* _Required task_
Identify all lines below that hold "villor" and collect them.

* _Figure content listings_
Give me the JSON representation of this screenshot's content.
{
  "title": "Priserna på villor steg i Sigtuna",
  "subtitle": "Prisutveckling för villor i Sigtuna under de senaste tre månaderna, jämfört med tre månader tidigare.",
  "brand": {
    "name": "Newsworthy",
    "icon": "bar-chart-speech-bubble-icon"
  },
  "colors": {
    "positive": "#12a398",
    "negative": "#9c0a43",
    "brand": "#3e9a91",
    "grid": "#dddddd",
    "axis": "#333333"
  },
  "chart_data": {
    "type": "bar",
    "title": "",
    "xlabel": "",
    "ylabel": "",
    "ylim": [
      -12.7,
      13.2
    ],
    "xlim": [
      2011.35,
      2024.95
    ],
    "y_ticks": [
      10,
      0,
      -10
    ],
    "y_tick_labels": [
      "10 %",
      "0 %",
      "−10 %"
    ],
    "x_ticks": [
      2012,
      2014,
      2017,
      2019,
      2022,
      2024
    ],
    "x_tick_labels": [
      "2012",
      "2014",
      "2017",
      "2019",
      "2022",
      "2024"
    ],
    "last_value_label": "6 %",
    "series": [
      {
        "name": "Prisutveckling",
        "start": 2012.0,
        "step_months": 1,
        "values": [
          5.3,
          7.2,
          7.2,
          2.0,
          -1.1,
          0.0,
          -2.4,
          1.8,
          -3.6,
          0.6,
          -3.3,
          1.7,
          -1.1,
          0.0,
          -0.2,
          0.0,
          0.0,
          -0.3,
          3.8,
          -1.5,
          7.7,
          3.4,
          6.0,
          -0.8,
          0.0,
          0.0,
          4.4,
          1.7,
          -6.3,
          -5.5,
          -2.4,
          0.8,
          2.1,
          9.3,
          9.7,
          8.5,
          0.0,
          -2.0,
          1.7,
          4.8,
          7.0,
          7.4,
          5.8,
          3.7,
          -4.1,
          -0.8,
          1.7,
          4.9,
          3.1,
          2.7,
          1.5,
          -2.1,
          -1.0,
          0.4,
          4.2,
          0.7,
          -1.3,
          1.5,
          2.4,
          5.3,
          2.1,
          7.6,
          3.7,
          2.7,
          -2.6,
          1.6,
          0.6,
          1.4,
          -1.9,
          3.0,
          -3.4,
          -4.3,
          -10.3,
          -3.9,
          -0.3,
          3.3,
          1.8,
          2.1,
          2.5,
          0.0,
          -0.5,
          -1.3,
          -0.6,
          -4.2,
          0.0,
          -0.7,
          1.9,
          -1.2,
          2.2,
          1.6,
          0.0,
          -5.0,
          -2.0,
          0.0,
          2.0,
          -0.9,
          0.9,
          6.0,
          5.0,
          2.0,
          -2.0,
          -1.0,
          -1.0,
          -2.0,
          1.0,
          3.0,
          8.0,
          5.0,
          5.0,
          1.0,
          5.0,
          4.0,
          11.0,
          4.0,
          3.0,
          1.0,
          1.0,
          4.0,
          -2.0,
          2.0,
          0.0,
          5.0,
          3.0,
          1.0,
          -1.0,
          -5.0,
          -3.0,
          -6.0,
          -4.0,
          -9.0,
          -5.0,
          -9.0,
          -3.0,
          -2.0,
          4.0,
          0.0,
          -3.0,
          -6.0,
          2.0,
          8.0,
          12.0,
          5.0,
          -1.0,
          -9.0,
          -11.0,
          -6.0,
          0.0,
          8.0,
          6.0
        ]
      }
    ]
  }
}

* _Final result_
  "title": "Priserna på villor steg i Sigtuna",
  "subtitle": "Prisutveckling för villor i Sigtuna under de senaste tre månaderna, jämfört med tre månader tidigare.",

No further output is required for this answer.